» INFORMATION SUPPLIED
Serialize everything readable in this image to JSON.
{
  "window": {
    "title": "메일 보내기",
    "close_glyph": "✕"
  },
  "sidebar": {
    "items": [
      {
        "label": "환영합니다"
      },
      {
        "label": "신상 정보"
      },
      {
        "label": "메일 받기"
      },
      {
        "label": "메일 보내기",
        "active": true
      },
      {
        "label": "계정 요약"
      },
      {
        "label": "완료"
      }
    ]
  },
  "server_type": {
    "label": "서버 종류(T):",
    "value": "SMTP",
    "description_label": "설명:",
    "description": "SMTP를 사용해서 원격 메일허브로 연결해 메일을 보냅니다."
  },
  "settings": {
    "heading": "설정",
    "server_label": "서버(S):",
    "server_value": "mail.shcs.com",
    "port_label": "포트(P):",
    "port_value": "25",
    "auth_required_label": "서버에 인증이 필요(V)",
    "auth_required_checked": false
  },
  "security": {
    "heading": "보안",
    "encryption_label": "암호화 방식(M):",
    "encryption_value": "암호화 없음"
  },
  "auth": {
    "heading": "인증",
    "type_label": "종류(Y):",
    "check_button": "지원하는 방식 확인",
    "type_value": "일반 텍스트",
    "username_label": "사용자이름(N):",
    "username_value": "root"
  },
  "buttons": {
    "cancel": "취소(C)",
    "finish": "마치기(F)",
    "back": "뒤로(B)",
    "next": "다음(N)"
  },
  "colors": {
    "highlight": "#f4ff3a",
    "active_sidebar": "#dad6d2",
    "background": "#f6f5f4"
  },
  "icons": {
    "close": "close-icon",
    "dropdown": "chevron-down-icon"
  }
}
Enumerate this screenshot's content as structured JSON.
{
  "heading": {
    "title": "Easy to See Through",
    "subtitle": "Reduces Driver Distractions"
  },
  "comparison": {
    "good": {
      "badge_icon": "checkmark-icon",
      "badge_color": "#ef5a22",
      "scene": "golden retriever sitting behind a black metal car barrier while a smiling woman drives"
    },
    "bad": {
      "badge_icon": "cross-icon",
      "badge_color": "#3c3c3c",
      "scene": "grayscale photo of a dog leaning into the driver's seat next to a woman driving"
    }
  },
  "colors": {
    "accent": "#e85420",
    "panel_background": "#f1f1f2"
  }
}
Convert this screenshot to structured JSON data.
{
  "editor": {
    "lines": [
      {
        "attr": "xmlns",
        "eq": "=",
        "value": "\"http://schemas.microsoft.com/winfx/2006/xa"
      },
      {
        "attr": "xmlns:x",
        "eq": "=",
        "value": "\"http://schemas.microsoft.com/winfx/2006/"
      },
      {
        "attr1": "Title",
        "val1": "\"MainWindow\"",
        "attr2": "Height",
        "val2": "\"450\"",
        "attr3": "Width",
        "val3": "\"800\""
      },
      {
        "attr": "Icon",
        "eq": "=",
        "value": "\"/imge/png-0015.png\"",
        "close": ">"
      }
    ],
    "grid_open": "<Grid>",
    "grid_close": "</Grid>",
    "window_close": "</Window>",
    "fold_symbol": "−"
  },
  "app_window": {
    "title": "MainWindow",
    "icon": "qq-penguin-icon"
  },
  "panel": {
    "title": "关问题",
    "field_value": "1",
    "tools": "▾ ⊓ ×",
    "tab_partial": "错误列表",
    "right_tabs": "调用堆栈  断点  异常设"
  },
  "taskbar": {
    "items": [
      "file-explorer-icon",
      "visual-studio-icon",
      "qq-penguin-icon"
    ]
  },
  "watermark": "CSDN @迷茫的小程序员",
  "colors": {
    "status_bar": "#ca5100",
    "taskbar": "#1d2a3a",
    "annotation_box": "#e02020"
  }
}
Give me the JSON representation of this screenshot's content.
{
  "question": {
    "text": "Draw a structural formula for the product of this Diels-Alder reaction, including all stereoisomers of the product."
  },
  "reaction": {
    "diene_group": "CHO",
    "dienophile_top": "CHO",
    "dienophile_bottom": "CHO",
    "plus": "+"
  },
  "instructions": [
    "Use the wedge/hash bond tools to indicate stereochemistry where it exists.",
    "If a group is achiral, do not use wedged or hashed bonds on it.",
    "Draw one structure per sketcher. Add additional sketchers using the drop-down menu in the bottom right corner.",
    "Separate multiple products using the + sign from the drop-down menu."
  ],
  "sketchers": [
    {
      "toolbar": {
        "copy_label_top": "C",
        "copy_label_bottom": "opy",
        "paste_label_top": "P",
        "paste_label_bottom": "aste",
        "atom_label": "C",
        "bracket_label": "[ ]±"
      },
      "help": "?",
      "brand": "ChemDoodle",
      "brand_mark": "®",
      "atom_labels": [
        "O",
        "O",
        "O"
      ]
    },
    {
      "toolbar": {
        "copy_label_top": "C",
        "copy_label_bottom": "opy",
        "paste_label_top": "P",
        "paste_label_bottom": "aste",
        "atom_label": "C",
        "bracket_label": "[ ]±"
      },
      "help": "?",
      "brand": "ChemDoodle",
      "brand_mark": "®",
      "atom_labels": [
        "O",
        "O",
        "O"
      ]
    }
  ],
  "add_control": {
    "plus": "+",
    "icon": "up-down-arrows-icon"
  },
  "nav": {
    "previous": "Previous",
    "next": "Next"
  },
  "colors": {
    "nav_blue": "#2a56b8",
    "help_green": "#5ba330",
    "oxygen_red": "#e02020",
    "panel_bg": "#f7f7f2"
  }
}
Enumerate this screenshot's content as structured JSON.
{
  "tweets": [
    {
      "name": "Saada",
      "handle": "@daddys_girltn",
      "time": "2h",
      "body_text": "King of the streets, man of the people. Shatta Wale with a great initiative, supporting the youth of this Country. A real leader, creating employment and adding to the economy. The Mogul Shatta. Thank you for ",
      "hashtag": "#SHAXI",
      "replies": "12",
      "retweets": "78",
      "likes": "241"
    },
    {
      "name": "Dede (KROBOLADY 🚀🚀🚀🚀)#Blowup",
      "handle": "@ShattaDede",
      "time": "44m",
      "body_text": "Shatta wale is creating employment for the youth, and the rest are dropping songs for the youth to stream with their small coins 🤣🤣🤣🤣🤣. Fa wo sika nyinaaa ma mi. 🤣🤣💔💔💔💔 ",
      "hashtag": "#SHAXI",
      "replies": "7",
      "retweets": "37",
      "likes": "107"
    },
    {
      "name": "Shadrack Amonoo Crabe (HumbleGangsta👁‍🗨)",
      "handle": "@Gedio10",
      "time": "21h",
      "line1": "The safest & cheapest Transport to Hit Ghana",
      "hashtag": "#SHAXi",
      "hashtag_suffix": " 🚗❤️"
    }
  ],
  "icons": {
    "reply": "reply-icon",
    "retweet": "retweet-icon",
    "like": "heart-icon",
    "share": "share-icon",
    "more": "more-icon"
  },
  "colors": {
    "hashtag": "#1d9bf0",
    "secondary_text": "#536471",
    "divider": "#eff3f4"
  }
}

» EXERCISE INSTRUCTIONS
Transcribe all of the entries without altering anything.

» OUTPUT OF THE EXERCISE
Serialize everything readable in this image to JSON.
{
  "window": {
    "title": "메일 보내기",
    "close_glyph": "✕"
  },
  "sidebar": {
    "items": [
      {
        "label": "환영합니다"
      },
      {
        "label": "신상 정보"
      },
      {
        "label": "메일 받기"
      },
      {
        "label": "메일 보내기",
        "active": true
      },
      {
        "label": "계정 요약"
      },
      {
        "label": "완료"
      }
    ]
  },
  "server_type": {
    "label": "서버 종류(T):",
    "value": "SMTP",
    "description_label": "설명:",
    "description": "SMTP를 사용해서 원격 메일허브로 연결해 메일을 보냅니다."
  },
  "settings": {
    "heading": "설정",
    "server_label": "서버(S):",
    "server_value": "mail.shcs.com",
    "port_label": "포트(P):",
    "port_value": "25",
    "auth_required_label": "서버에 인증이 필요(V)",
    "auth_required_checked": false
  },
  "security": {
    "heading": "보안",
    "encryption_label": "암호화 방식(M):",
    "encryption_value": "암호화 없음"
  },
  "auth": {
    "heading": "인증",
    "type_label": "종류(Y):",
    "check_button": "지원하는 방식 확인",
    "type_value": "일반 텍스트",
    "username_label": "사용자이름(N):",
    "username_value": "root"
  },
  "buttons": {
    "cancel": "취소(C)",
    "finish": "마치기(F)",
    "back": "뒤로(B)",
    "next": "다음(N)"
  },
  "colors": {
    "highlight": "#f4ff3a",
    "active_sidebar": "#dad6d2",
    "background": "#f6f5f4"
  },
  "icons": {
    "close": "close-icon",
    "dropdown": "chevron-down-icon"
  }
}
Enumerate this screenshot's content as structured JSON.
{
  "heading": {
    "title": "Easy to See Through",
    "subtitle": "Reduces Driver Distractions"
  },
  "comparison": {
    "good": {
      "badge_icon": "checkmark-icon",
      "badge_color": "#ef5a22",
      "scene": "golden retriever sitting behind a black metal car barrier while a smiling woman drives"
    },
    "bad": {
      "badge_icon": "cross-icon",
      "badge_color": "#3c3c3c",
      "scene": "grayscale photo of a dog leaning into the driver's seat next to a woman driving"
    }
  },
  "colors": {
    "accent": "#e85420",
    "panel_background": "#f1f1f2"
  }
}
Convert this screenshot to structured JSON data.
{
  "editor": {
    "lines": [
      {
        "attr": "xmlns",
        "eq": "=",
        "value": "\"http://schemas.microsoft.com/winfx/2006/xa"
      },
      {
        "attr": "xmlns:x",
        "eq": "=",
        "value": "\"http://schemas.microsoft.com/winfx/2006/"
      },
      {
        "attr1": "Title",
        "val1": "\"MainWindow\"",
        "attr2": "Height",
        "val2": "\"450\"",
        "attr3": "Width",
        "val3": "\"800\""
      },
      {
        "attr": "Icon",
        "eq": "=",
        "value": "\"/imge/png-0015.png\"",
        "close": ">"
      }
    ],
    "grid_open": "<Grid>",
    "grid_close": "</Grid>",
    "window_close": "</Window>",
    "fold_symbol": "−"
  },
  "app_window": {
    "title": "MainWindow",
    "icon": "qq-penguin-icon"
  },
  "panel": {
    "title": "关问题",
    "field_value": "1",
    "tools": "▾ ⊓ ×",
    "tab_partial": "错误列表",
    "right_tabs": "调用堆栈  断点  异常设"
  },
  "taskbar": {
    "items": [
      "file-explorer-icon",
      "visual-studio-icon",
      "qq-penguin-icon"
    ]
  },
  "watermark": "CSDN @迷茫的小程序员",
  "colors": {
    "status_bar": "#ca5100",
    "taskbar": "#1d2a3a",
    "annotation_box": "#e02020"
  }
}
Give me the JSON representation of this screenshot's content.
{
  "question": {
    "text": "Draw a structural formula for the product of this Diels-Alder reaction, including all stereoisomers of the product."
  },
  "reaction": {
    "diene_group": "CHO",
    "dienophile_top": "CHO",
    "dienophile_bottom": "CHO",
    "plus": "+"
  },
  "instructions": [
    "Use the wedge/hash bond tools to indicate stereochemistry where it exists.",
    "If a group is achiral, do not use wedged or hashed bonds on it.",
    "Draw one structure per sketcher. Add additional sketchers using the drop-down menu in the bottom right corner.",
    "Separate multiple products using the + sign from the drop-down menu."
  ],
  "sketchers": [
    {
      "toolbar": {
        "copy_label_top": "C",
        "copy_label_bottom": "opy",
        "paste_label_top": "P",
        "paste_label_bottom": "aste",
        "atom_label": "C",
        "bracket_label": "[ ]±"
      },
      "help": "?",
      "brand": "ChemDoodle",
      "brand_mark": "®",
      "atom_labels": [
        "O",
        "O",
        "O"
      ]
    },
    {
      "toolbar": {
        "copy_label_top": "C",
        "copy_label_bottom": "opy",
        "paste_label_top": "P",
        "paste_label_bottom": "aste",
        "atom_label": "C",
        "bracket_label": "[ ]±"
      },
      "help": "?",
      "brand": "ChemDoodle",
      "brand_mark": "®",
      "atom_labels": [
        "O",
        "O",
        "O"
      ]
    }
  ],
  "add_control": {
    "plus": "+",
    "icon": "up-down-arrows-icon"
  },
  "nav": {
    "previous": "Previous",
    "next": "Next"
  },
  "colors": {
    "nav_blue": "#2a56b8",
    "help_green": "#5ba330",
    "oxygen_red": "#e02020",
    "panel_bg": "#f7f7f2"
  }
}
Enumerate this screenshot's content as structured JSON.
{
  "tweets": [
    {
      "name": "Saada",
      "handle": "@daddys_girltn",
      "time": "2h",
      "body_text": "King of the streets, man of the people. Shatta Wale with a great initiative, supporting the youth of this Country. A real leader, creating employment and adding to the economy. The Mogul Shatta. Thank you for ",
      "hashtag": "#SHAXI",
      "replies": "12",
      "retweets": "78",
      "likes": "241"
    },
    {
      "name": "Dede (KROBOLADY 🚀🚀🚀🚀)#Blowup",
      "handle": "@ShattaDede",
      "time": "44m",
      "body_text": "Shatta wale is creating employment for the youth, and the rest are dropping songs for the youth to stream with their small coins 🤣🤣🤣🤣🤣. Fa wo sika nyinaaa ma mi. 🤣🤣💔💔💔💔 ",
      "hashtag": "#SHAXI",
      "replies": "7",
      "retweets": "37",
      "likes": "107"
    },
    {
      "name": "Shadrack Amonoo Crabe (HumbleGangsta👁‍🗨)",
      "handle": "@Gedio10",
      "time": "21h",
      "line1": "The safest & cheapest Transport to Hit Ghana",
      "hashtag": "#SHAXi",
      "hashtag_suffix": " 🚗❤️"
    }
  ],
  "icons": {
    "reply": "reply-icon",
    "retweet": "retweet-icon",
    "like": "heart-icon",
    "share": "share-icon",
    "more": "more-icon"
  },
  "colors": {
    "hashtag": "#1d9bf0",
    "secondary_text": "#536471",
    "divider": "#eff3f4"
  }
}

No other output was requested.